Scan the entries below. List each line with "hoạt".
=======
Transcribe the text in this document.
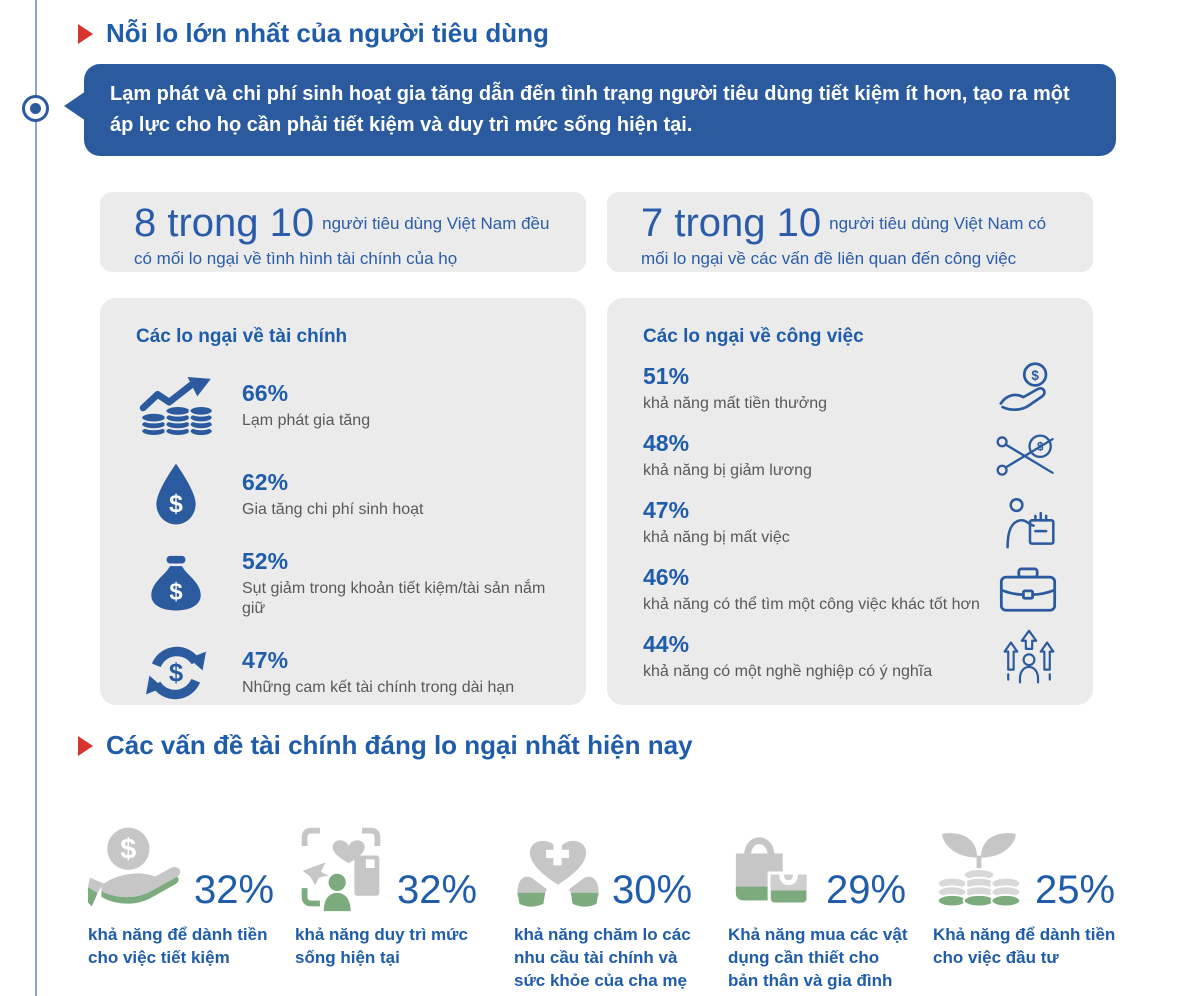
Nỗi lo lớn nhất của người tiêu dùng
Lạm phát và chi phí sinh hoạt gia tăng dẫn đến tình trạng người tiêu dùng tiết kiệm ít hơn, tạo ra một áp lực cho họ cần phải tiết kiệm và duy trì mức sống hiện tại.
8 trong 10 người tiêu dùng Việt Nam đều có mối lo ngại về tình hình tài chính của họ
7 trong 10 người tiêu dùng Việt Nam có mối lo ngại về các vấn đề liên quan đến công việc
Các lo ngại về tài chính
66%
Lạm phát gia tăng
$
62%
Gia tăng chi phí sinh hoạt
$
52%
Sụt giảm trong khoản tiết kiệm/tài sản nắm giữ
$	47%
Những cam kết tài chính trong dài hạn
Các lo ngại về công việc
51%
khả năng mất tiền thưởng
$
48%
khả năng bị giảm lương
$
47%
khả năng bị mất việc
46%
khả năng có thể tìm một công việc khác tốt hơn
44%
khả năng có một nghề nghiệp có ý nghĩa
Các vấn đề tài chính đáng lo ngại nhất hiện nay
$
32%
khả năng để dành tiền cho việc tiết kiệm
32%
khả năng duy trì mức sống hiện tại
30%
khả năng chăm lo các nhu cầu tài chính và sức khỏe của cha mẹ
29%
Khả năng mua các vật dụng cần thiết cho bản thân và gia đình
25%
Khả năng để dành tiền cho việc đầu tư
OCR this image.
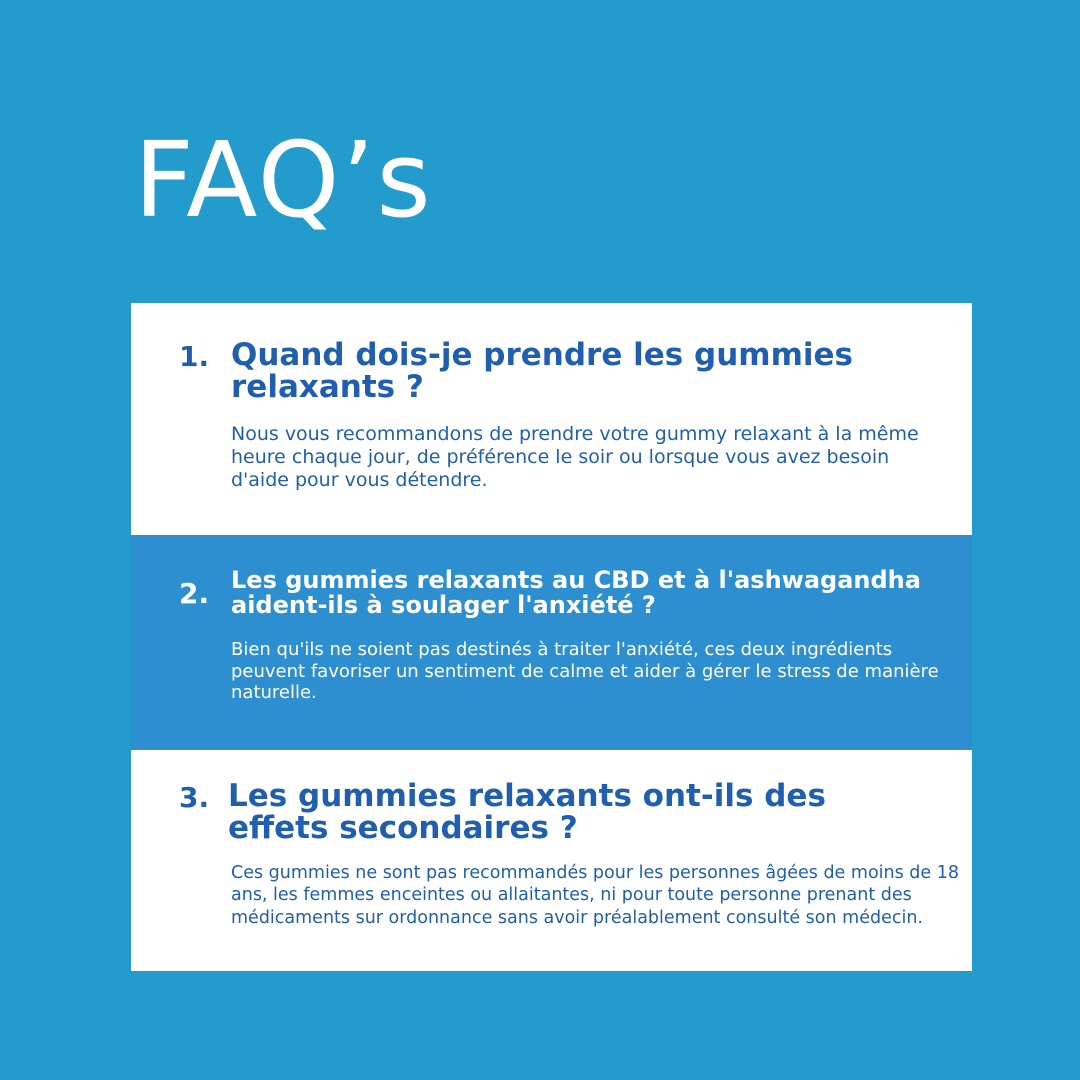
FAQ’s
1. Quand dois-je prendre les gummies relaxants ?

Nous vous recommandons de prendre votre gummy relaxant à la même heure chaque jour, de préférence le soir ou lorsque vous avez besoin d'aide pour vous détendre.

2. Les gummies relaxants au CBD et à l'ashwagandha aident-ils à soulager l'anxiété ?

Bien qu'ils ne soient pas destinés à traiter l'anxiété, ces deux ingrédients peuvent favoriser un sentiment de calme et aider à gérer le stress de manière naturelle.

3. Les gummies relaxants ont-ils des effets secondaires ?

Ces gummies ne sont pas recommandés pour les personnes âgées de moins de 18 ans, les femmes enceintes ou allaitantes, ni pour toute personne prenant des médicaments sur ordonnance sans avoir préalablement consulté son médecin.
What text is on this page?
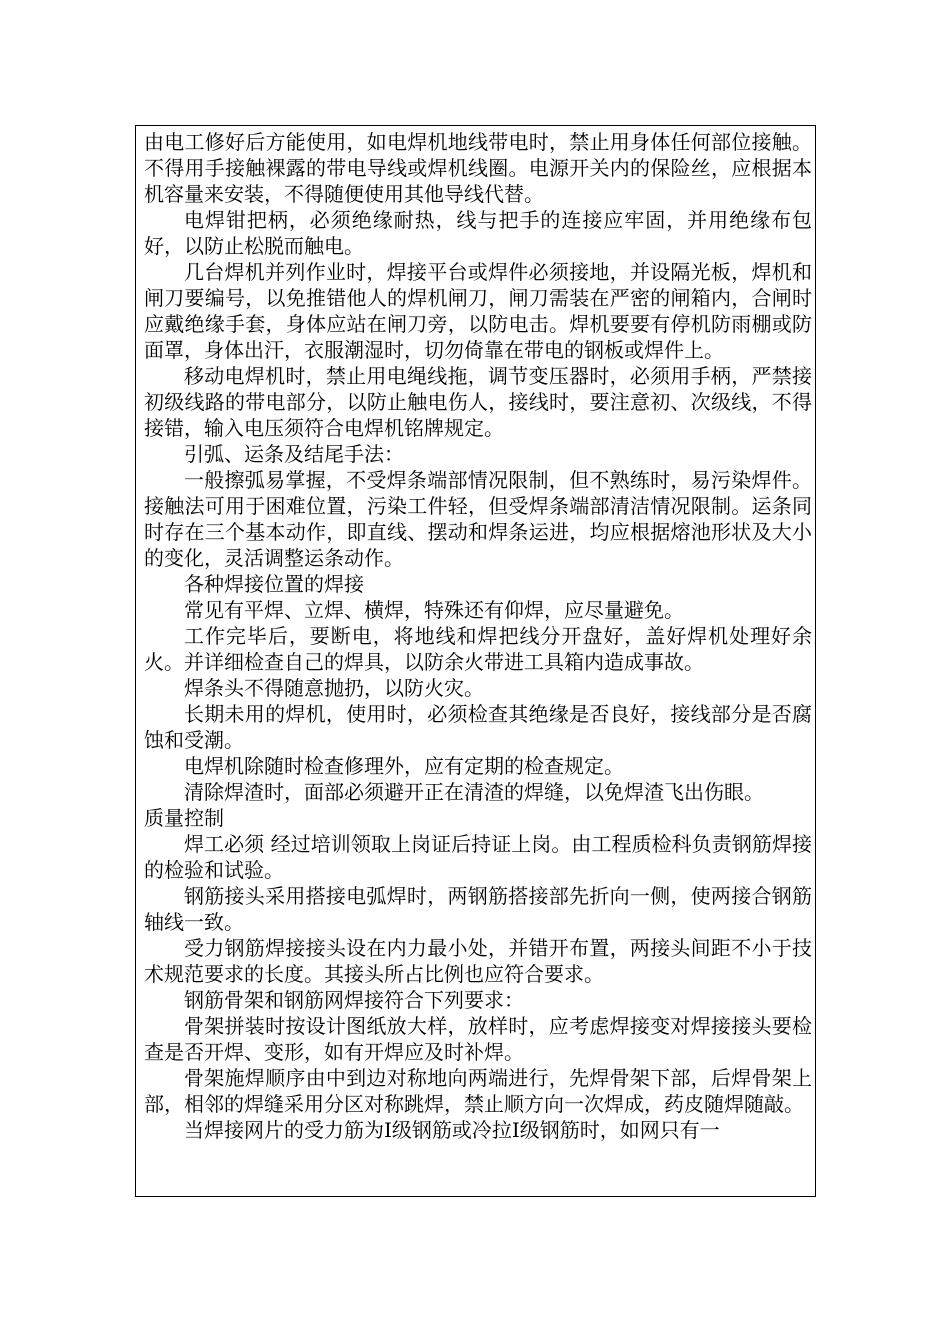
由电工修好后方能使用，如电焊机地线带电时，禁止用身体任何部位接触。不得用手接触裸露的带电导线或焊机线圈。电源开关内的保险丝，应根据本机容量来安装，不得随便使用其他导线代替。

电焊钳把柄，必须绝缘耐热，线与把手的连接应牢固，并用绝缘布包好，以防止松脱而触电。

几台焊机并列作业时，焊接平台或焊件必须接地，并设隔光板，焊机和闸刀要编号，以免推错他人的焊机闸刀，闸刀需装在严密的闸箱内，合闸时应戴绝缘手套，身体应站在闸刀旁，以防电击。焊机要要有停机防雨棚或防面罩，身体出汗，衣服潮湿时，切勿倚靠在带电的钢板或焊件上。

移动电焊机时，禁止用电绳线拖，调节变压器时，必须用手柄，严禁接初级线路的带电部分，以防止触电伤人，接线时，要注意初、次级线，不得接错，输入电压须符合电焊机铭牌规定。

引弧、运条及结尾手法：

一般擦弧易掌握，不受焊条端部情况限制，但不熟练时，易污染焊件。接触法可用于困难位置，污染工件轻，但受焊条端部清洁情况限制。运条同时存在三个基本动作，即直线、摆动和焊条运进，均应根据熔池形状及大小的变化，灵活调整运条动作。

各种焊接位置的焊接

常见有平焊、立焊、横焊，特殊还有仰焊，应尽量避免。

工作完毕后，要断电，将地线和焊把线分开盘好，盖好焊机处理好余火。并详细检查自己的焊具，以防余火带进工具箱内造成事故。

焊条头不得随意抛扔，以防火灾。

长期未用的焊机，使用时，必须检查其绝缘是否良好，接线部分是否腐蚀和受潮。

电焊机除随时检查修理外，应有定期的检查规定。

清除焊渣时，面部必须避开正在清渣的焊缝，以免焊渣飞出伤眼。

质量控制

焊工必须 经过培训领取上岗证后持证上岗。由工程质检科负责钢筋焊接的检验和试验。

钢筋接头采用搭接电弧焊时，两钢筋搭接部先折向一侧，使两接合钢筋轴线一致。

受力钢筋焊接接头设在内力最小处，并错开布置，两接头间距不小于技术规范要求的长度。其接头所占比例也应符合要求。

钢筋骨架和钢筋网焊接符合下列要求：

骨架拼装时按设计图纸放大样，放样时，应考虑焊接变对焊接接头要检查是否开焊、变形，如有开焊应及时补焊。

骨架施焊顺序由中到边对称地向两端进行，先焊骨架下部，后焊骨架上部，相邻的焊缝采用分区对称跳焊，禁止顺方向一次焊成，药皮随焊随敲。

当焊接网片的受力筋为I级钢筋或冷拉I级钢筋时，如网只有一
=======
### RESULT
Lạm phát và chi phí sinh hoạt gia tăng dẫn đến tình trạng người tiêu dùng tiết kiệm ít hơn, tạo ra một áp lực cho họ cần phải tiết kiệm và duy trì mức sống hiện tại.
Gia tăng chi phí sinh hoạt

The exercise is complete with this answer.